> **Data entries**:
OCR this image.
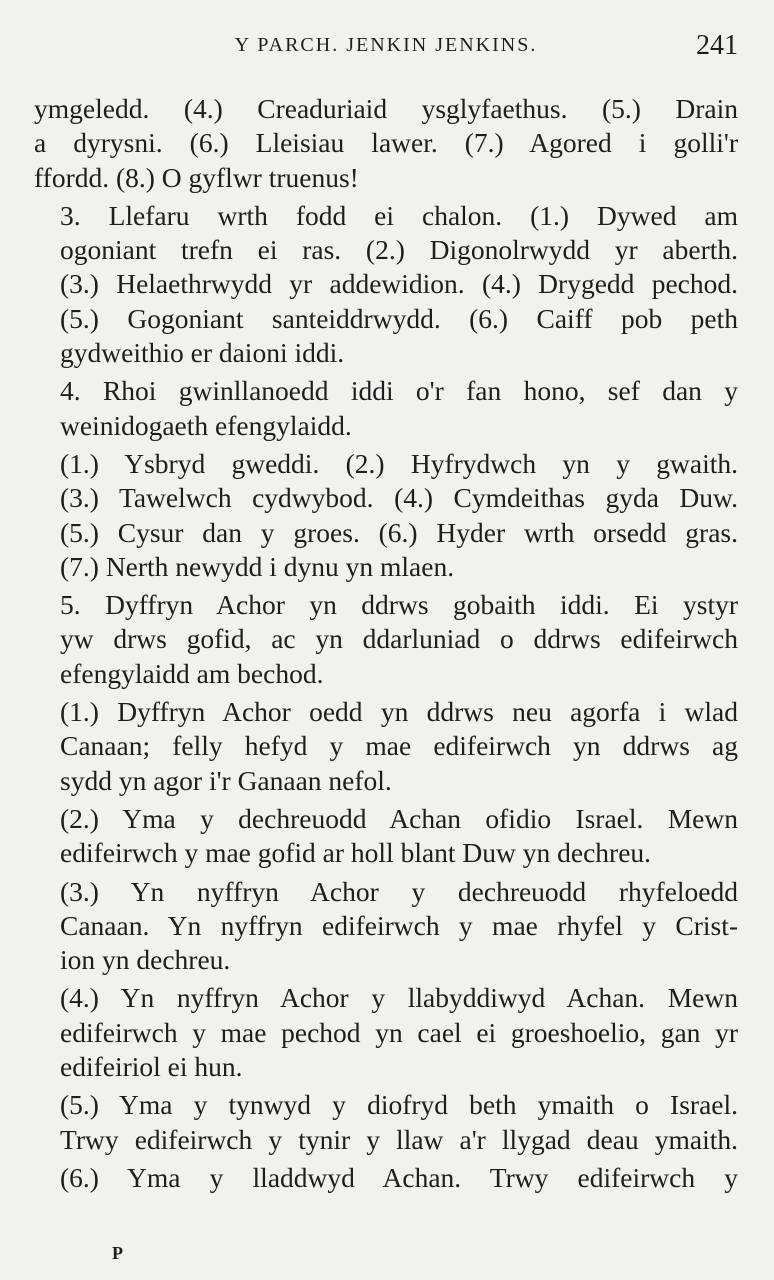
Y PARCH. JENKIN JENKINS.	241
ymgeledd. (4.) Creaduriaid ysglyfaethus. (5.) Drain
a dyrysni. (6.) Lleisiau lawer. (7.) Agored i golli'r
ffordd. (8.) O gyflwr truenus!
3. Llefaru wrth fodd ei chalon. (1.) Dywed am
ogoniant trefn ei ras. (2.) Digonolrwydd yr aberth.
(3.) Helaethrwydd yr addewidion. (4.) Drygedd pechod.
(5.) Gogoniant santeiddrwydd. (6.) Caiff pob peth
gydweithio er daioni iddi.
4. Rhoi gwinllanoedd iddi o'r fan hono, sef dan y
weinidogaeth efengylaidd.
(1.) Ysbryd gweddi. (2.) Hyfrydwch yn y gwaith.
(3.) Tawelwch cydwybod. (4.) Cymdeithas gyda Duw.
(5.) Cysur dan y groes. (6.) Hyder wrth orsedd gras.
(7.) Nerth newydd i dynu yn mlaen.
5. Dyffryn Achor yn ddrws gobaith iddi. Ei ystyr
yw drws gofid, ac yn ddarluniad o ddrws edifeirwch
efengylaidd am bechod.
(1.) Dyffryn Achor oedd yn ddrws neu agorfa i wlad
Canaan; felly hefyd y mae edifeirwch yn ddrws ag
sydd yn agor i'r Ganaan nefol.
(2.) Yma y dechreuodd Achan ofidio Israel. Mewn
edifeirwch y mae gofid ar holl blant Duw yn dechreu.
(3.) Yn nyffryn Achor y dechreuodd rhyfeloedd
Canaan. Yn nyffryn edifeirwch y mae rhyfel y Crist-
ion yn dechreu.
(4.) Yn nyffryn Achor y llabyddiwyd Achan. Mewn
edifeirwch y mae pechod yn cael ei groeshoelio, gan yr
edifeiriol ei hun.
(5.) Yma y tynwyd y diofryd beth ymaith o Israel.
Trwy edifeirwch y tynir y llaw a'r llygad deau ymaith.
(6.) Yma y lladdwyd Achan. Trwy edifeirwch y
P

...

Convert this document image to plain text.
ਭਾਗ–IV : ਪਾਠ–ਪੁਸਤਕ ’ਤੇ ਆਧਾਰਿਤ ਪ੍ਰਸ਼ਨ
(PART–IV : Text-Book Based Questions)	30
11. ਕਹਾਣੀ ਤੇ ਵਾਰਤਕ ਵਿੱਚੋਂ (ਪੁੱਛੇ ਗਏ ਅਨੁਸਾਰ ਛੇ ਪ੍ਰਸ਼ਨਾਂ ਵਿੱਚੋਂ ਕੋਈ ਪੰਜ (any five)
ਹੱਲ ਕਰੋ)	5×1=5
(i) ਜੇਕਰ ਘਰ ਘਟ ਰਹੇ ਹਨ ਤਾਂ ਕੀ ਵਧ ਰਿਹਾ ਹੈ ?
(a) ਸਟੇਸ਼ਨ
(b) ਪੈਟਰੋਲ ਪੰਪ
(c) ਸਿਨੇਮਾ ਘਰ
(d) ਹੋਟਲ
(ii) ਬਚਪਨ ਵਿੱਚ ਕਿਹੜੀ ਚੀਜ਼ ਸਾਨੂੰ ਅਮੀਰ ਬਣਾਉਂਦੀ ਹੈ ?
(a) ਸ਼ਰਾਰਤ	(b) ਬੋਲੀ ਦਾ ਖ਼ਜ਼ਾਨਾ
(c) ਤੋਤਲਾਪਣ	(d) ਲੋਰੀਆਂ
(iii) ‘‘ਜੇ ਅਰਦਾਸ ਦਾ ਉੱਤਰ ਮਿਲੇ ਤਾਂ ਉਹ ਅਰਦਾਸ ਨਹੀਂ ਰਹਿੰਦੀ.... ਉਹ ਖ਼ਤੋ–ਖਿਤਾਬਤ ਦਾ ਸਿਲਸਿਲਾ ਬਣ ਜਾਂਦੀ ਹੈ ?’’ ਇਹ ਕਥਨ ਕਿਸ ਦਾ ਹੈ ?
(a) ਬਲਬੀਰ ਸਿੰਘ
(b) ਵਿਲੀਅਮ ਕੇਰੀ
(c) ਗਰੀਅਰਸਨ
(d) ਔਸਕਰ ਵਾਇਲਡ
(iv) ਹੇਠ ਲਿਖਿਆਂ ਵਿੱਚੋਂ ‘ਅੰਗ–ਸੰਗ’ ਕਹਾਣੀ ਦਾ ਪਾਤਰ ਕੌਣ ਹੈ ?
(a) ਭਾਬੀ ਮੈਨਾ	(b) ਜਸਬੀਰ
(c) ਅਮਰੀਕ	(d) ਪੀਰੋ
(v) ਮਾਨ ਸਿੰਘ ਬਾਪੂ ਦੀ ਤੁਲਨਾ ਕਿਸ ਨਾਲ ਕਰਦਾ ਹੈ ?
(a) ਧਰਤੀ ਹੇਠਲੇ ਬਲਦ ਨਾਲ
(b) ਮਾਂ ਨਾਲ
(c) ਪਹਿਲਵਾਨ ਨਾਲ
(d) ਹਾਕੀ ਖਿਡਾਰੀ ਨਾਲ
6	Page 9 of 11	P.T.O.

--

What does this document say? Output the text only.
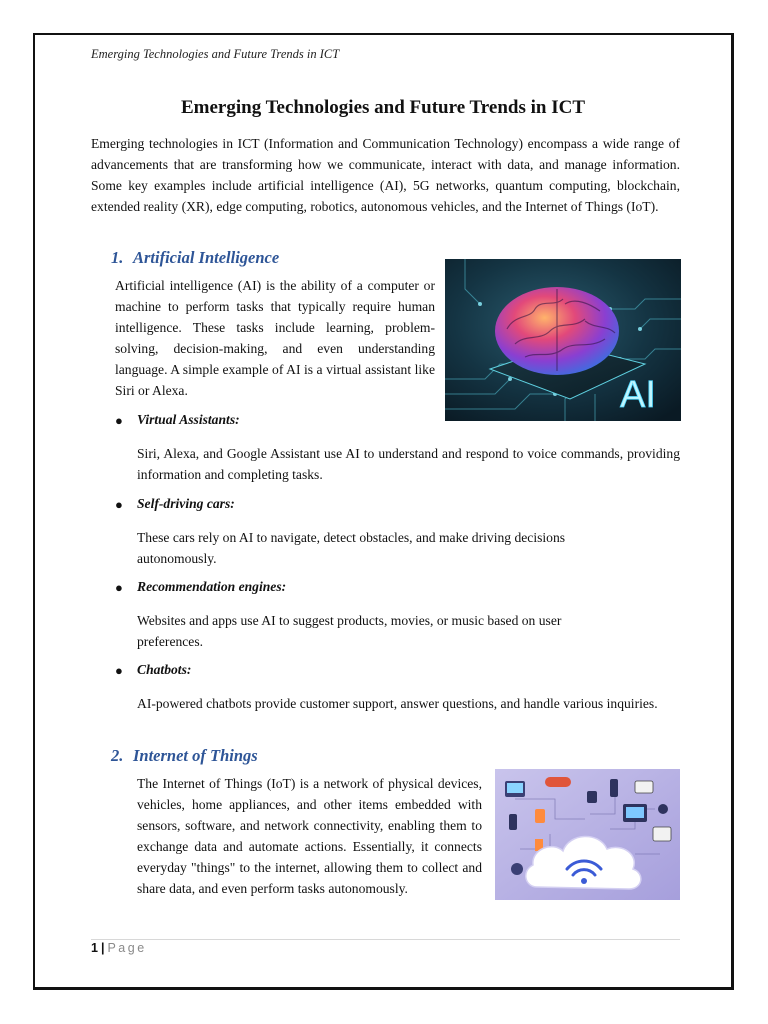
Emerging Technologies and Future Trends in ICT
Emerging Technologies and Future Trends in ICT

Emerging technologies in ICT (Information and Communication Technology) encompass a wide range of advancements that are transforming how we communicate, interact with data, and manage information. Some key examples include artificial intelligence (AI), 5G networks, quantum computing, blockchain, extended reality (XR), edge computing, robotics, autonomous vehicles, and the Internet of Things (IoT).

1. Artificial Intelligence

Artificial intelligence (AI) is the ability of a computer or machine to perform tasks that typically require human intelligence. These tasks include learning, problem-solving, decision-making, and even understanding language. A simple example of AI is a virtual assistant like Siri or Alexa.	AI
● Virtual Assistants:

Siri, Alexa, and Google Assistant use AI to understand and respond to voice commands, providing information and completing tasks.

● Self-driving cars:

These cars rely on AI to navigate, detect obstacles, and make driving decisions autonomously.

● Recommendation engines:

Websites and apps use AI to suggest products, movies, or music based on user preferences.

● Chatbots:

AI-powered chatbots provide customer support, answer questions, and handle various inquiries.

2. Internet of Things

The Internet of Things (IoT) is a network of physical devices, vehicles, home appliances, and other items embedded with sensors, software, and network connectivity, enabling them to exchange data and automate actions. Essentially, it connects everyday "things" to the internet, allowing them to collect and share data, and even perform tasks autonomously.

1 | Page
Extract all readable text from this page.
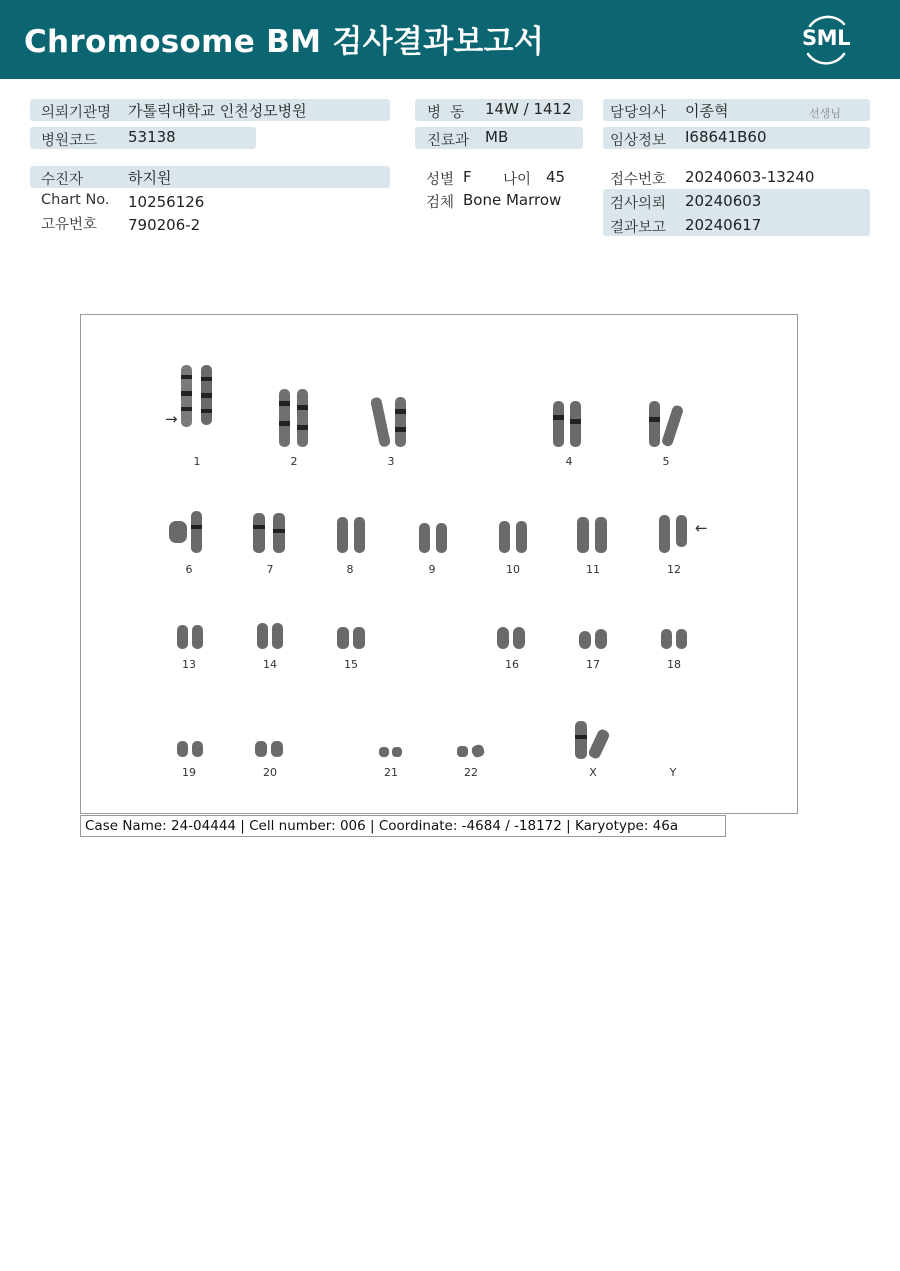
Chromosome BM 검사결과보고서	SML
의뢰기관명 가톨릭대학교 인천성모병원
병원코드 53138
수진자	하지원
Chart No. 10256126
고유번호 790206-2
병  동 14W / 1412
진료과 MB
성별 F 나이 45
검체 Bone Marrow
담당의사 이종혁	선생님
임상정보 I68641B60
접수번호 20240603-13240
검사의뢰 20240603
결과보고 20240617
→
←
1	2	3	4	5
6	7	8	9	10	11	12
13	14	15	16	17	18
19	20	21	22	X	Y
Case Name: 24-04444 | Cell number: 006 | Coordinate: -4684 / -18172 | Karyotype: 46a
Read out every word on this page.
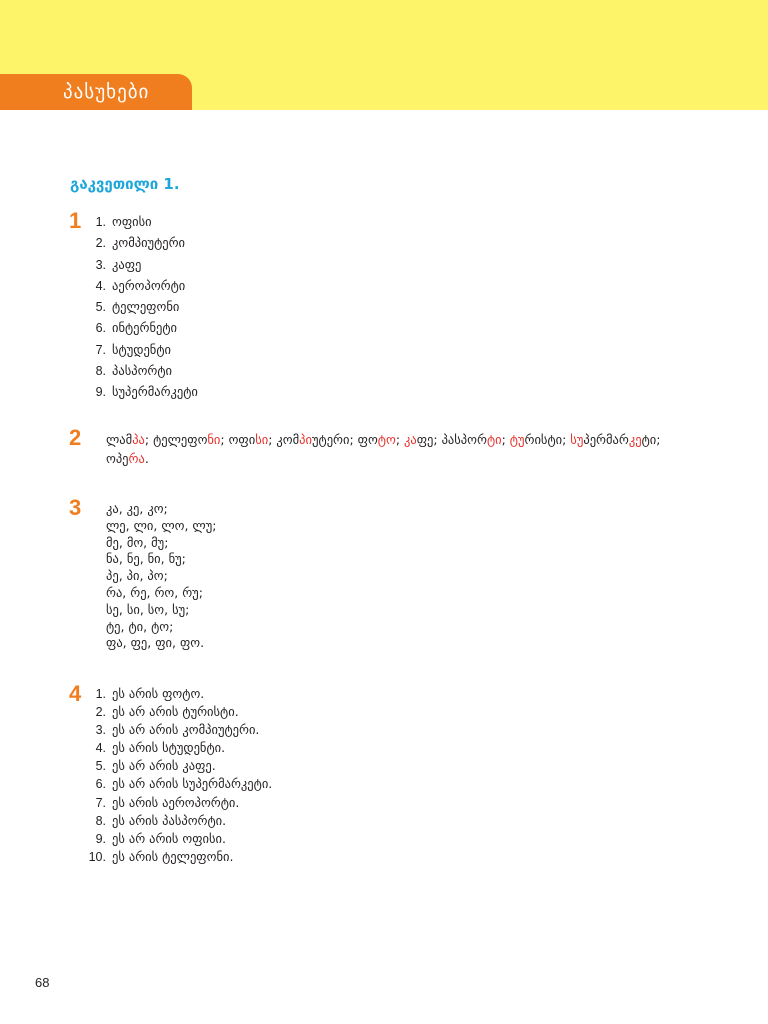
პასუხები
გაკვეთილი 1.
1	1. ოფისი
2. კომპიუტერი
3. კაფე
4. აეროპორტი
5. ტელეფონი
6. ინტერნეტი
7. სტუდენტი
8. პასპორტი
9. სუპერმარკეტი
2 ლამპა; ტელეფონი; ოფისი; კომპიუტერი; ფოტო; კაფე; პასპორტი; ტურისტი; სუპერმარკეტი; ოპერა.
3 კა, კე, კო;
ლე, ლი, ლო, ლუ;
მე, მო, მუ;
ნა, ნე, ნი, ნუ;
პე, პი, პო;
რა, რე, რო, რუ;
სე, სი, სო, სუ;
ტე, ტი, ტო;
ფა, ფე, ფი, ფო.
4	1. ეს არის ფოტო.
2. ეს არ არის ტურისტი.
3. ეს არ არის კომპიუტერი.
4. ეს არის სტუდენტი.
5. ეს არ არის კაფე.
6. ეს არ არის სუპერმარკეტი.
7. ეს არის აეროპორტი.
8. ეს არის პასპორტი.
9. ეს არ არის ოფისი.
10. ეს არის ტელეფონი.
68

> **Objective**: Look through the listing above. Pick out each line with "ოფისი" and copy it.

> **Completed task**:
1	1. ოფისი
2 ლამპა; ტელეფონი; ოფისი; კომპიუტერი; ფოტო; კაფე; პასპორტი; ტურისტი; სუპერმარკეტი; ოპერა.
9. ეს არ არის ოფისი.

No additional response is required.